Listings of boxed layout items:
/---

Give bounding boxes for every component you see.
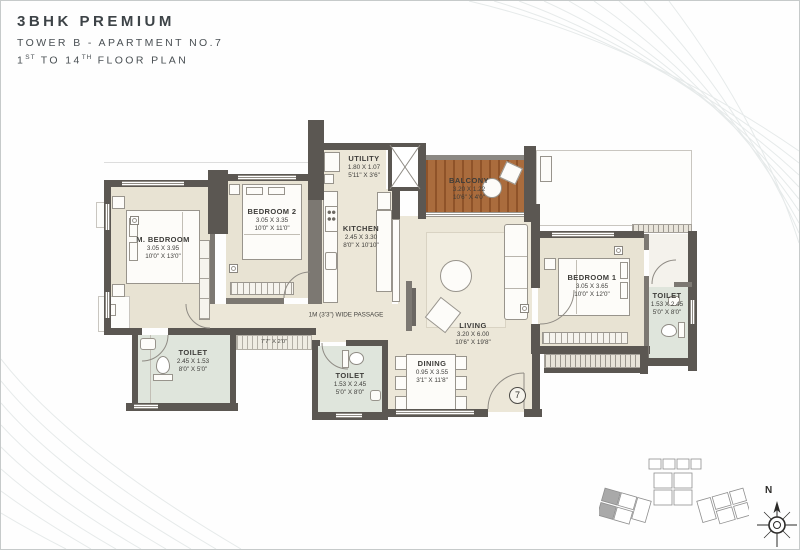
apartment-number-badge: 7 <box>509 387 526 404</box>
door-swings <box>96 106 716 446</box>
page-background: 3BHK PREMIUM TOWER B - APARTMENT NO.7 1S… <box>0 0 800 550</box>
room-label-utility: UTILITY1.80 X 1.075'11" X 3'6" <box>348 154 380 180</box>
room-label-toilet-common: TOILET1.53 X 2.455'0" X 8'0" <box>334 371 366 397</box>
room-label-kitchen: KITCHEN2.45 X 3.308'0" X 10'10" <box>343 224 379 250</box>
ledge-dimension-label: 7'7" X 2'0" <box>261 339 287 345</box>
plan-title: 3BHK PREMIUM <box>17 13 223 30</box>
compass-icon <box>753 499 800 551</box>
compass-north-label: N <box>765 485 773 496</box>
room-label-m-bedroom: M. BEDROOM3.05 X 3.9510'0" X 13'0" <box>136 235 190 261</box>
room-label-dining: DINING0.95 X 3.553'1" X 11'8" <box>416 359 448 385</box>
floor-plan: M. BEDROOM3.05 X 3.9510'0" X 13'0" BEDRO… <box>96 106 716 446</box>
room-label-balcony: BALCONY3.20 X 1.2210'6" X 4'0" <box>449 176 489 202</box>
title-block: 3BHK PREMIUM TOWER B - APARTMENT NO.7 1S… <box>17 13 223 67</box>
room-label-bedroom2: BEDROOM 23.05 X 3.3510'0" X 11'0" <box>247 207 296 233</box>
room-label-toilet-master: TOILET2.45 X 1.538'0" X 5'0" <box>177 348 209 374</box>
key-plan <box>599 451 749 546</box>
room-label-bedroom1: BEDROOM 13.05 X 3.6510'0" X 12'0" <box>567 273 616 299</box>
plan-floor-range: 1ST TO 14TH FLOOR PLAN <box>17 54 223 67</box>
room-label-living: LIVING3.20 X 6.0010'6" X 19'8" <box>455 321 491 347</box>
room-label-toilet-bedroom1: TOILET1.53 X 2.455'0" X 8'0" <box>651 291 683 317</box>
passage-label: 1M (3'3") WIDE PASSAGE <box>309 312 384 319</box>
plan-subtitle: TOWER B - APARTMENT NO.7 <box>17 37 223 49</box>
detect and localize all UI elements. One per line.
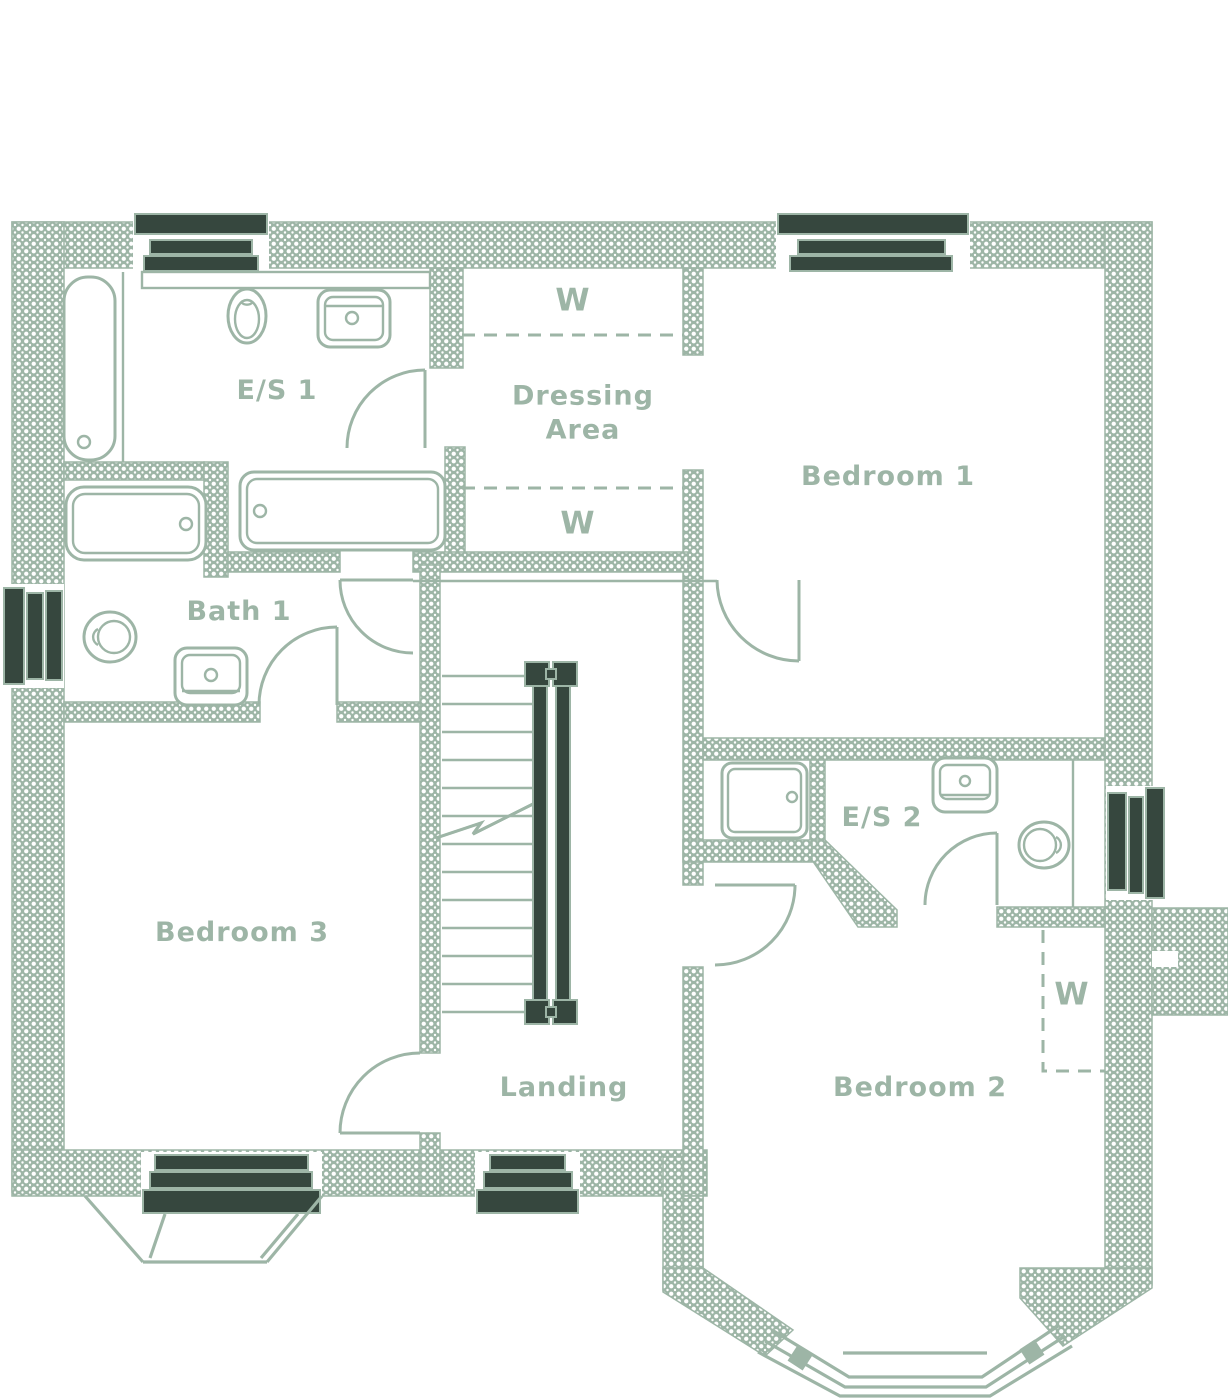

\---

* To be done *
Copy out the rows above again word for word, everything from the line containing "apartment-number-badge: 7 <box>509" down to the line containing "key-plan <box>599 451 749 546</box>", both included.

* Exercise result *
apartment-number-badge: 7 <box>509 387 526 404</box>
door-swings <box>96 106 716 446</box>
page-background: 3BHK PREMIUM TOWER B - APARTMENT NO.7 1S… <box>0 0 800 550</box>
room-label-utility: UTILITY1.80 X 1.075'11" X 3'6" <box>348 154 380 180</box>
room-label-toilet-common: TOILET1.53 X 2.455'0" X 8'0" <box>334 371 366 397</box>
room-label-kitchen: KITCHEN2.45 X 3.308'0" X 10'10" <box>343 224 379 250</box>
ledge-dimension-label: 7'7" X 2'0" <box>261 339 287 345</box>
plan-title: 3BHK PREMIUM <box>17 13 223 30</box>
compass-icon <box>753 499 800 551</box>
compass-north-label: N <box>765 485 773 496</box>
room-label-m-bedroom: M. BEDROOM3.05 X 3.9510'0" X 13'0" <box>136 235 190 261</box>
room-label-dining: DINING0.95 X 3.553'1" X 11'8" <box>416 359 448 385</box>
floor-plan: M. BEDROOM3.05 X 3.9510'0" X 13'0" BEDRO… <box>96 106 716 446</box>
room-label-balcony: BALCONY3.20 X 1.2210'6" X 4'0" <box>449 176 489 202</box>
title-block: 3BHK PREMIUM TOWER B - APARTMENT NO.7 1S… <box>17 13 223 67</box>
room-label-bedroom2: BEDROOM 23.05 X 3.3510'0" X 11'0" <box>247 207 296 233</box>
room-label-toilet-master: TOILET2.45 X 1.538'0" X 5'0" <box>177 348 209 374</box>
key-plan <box>599 451 749 546</box>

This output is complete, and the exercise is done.